Within the listing below, locate all lines containing the word "Pharmacol". Copy each one.

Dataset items
──────────────────────────────
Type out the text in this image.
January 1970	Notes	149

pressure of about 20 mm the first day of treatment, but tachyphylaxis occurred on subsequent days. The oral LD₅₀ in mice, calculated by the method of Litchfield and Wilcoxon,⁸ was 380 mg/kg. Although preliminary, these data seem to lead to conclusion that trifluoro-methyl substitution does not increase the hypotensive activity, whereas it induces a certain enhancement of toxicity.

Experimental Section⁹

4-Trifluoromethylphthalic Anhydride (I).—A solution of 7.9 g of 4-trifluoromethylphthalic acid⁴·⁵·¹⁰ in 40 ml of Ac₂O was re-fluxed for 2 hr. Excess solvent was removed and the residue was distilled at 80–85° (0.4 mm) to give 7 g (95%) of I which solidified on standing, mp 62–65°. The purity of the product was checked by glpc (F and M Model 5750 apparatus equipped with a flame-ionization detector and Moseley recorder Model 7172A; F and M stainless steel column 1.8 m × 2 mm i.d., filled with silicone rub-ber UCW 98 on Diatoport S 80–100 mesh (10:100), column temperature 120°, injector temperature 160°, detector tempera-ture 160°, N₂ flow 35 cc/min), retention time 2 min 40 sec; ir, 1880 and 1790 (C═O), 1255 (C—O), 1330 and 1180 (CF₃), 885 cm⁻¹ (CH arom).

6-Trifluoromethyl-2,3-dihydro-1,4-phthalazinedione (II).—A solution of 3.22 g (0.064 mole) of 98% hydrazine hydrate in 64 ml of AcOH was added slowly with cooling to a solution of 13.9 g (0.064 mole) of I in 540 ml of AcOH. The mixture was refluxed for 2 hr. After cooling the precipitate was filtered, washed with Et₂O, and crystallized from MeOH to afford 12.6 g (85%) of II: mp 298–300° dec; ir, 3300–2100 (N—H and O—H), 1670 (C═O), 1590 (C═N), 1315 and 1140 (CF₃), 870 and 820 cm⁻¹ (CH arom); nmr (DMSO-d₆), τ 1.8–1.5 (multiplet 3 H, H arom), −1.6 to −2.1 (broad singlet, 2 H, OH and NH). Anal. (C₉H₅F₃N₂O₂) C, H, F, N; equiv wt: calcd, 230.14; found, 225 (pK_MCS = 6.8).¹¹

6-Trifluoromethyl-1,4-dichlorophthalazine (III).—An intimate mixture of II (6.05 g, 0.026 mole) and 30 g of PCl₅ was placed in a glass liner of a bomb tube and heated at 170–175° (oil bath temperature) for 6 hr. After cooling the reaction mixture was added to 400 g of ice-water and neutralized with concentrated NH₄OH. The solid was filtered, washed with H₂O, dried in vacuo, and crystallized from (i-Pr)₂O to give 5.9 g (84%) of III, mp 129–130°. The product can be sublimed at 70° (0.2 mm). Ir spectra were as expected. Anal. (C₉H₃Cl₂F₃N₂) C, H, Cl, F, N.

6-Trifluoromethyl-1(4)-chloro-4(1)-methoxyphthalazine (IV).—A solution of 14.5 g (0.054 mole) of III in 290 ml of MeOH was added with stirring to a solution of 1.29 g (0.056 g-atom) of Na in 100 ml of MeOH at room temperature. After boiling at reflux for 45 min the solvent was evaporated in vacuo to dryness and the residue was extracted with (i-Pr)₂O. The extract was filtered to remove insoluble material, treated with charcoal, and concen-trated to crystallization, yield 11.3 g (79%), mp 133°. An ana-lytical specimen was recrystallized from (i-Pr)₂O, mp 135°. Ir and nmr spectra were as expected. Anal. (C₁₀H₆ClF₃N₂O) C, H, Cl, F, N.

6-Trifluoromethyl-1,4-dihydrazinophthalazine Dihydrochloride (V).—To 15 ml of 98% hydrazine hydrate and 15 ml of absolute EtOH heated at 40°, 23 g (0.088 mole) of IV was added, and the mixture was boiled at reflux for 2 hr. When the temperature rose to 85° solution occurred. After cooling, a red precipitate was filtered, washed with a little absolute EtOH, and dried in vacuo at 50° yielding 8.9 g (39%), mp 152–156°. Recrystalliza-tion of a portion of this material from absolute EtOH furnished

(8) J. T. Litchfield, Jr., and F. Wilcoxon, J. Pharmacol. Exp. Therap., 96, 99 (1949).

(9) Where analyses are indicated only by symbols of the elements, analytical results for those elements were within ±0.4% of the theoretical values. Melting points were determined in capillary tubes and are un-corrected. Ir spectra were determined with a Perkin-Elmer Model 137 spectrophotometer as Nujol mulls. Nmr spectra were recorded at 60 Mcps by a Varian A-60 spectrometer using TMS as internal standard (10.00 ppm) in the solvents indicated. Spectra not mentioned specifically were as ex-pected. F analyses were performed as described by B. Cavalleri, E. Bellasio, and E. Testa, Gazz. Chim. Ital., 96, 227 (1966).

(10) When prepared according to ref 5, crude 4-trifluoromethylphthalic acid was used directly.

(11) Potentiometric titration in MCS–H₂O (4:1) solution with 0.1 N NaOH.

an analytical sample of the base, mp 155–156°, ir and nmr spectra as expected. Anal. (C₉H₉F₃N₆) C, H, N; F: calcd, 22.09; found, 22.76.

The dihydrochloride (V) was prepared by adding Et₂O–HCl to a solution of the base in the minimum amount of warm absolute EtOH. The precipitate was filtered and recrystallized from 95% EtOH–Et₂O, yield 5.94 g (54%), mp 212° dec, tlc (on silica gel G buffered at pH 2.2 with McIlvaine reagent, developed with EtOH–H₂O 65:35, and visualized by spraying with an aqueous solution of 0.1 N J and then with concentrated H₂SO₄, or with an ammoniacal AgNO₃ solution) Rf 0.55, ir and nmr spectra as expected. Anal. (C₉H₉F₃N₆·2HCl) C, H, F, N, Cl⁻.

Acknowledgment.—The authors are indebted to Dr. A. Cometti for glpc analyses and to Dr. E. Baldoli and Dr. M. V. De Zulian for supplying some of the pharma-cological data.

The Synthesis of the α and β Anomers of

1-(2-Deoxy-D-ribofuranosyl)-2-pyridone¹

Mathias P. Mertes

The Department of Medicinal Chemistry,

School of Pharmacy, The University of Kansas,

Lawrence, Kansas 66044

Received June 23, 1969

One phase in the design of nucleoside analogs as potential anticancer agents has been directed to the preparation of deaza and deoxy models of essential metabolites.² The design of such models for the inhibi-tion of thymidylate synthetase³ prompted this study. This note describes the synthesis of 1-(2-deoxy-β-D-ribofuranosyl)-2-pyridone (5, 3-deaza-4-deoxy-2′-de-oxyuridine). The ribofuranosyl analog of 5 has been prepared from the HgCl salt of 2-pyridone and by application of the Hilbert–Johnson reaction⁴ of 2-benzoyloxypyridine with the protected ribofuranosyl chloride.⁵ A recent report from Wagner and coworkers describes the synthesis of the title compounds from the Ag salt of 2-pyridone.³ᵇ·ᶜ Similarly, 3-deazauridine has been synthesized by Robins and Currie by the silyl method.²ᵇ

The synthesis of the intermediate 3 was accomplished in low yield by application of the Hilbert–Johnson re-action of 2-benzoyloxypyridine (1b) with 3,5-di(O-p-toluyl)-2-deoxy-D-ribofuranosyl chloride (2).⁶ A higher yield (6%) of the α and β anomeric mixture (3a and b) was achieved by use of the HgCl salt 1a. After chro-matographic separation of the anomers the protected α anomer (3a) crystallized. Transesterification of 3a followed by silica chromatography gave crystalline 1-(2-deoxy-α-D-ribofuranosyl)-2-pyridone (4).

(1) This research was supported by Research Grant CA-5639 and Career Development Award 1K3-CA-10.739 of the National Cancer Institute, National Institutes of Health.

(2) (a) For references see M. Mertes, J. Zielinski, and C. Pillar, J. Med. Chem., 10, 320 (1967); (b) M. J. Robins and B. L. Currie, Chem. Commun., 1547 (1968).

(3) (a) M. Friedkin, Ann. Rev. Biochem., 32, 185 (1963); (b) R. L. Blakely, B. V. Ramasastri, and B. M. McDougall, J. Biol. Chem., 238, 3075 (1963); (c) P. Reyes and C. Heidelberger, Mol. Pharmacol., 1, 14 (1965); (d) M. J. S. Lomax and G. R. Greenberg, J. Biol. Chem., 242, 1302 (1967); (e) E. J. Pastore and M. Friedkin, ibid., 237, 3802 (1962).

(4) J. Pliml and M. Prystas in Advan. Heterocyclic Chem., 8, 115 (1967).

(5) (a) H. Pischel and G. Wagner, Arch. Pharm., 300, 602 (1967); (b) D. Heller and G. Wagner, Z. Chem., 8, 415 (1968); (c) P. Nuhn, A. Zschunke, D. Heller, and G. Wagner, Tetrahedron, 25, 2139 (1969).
──────────────────────────────
◆ SOLUTION BELOW
(8) J. T. Litchfield, Jr., and F. Wilcoxon, J. Pharmacol. Exp. Therap., 96, 99 (1949).
(3) (a) M. Friedkin, Ann. Rev. Biochem., 32, 185 (1963); (b) R. L. Blakely, B. V. Ramasastri, and B. M. McDougall, J. Biol. Chem., 238, 3075 (1963); (c) P. Reyes and C. Heidelberger, Mol. Pharmacol., 1, 14 (1965); (d) M. J. S. Lomax and G. R. Greenberg, J. Biol. Chem., 242, 1302 (1967); (e) E. J. Pastore and M. Friedkin, ibid., 237, 3802 (1962).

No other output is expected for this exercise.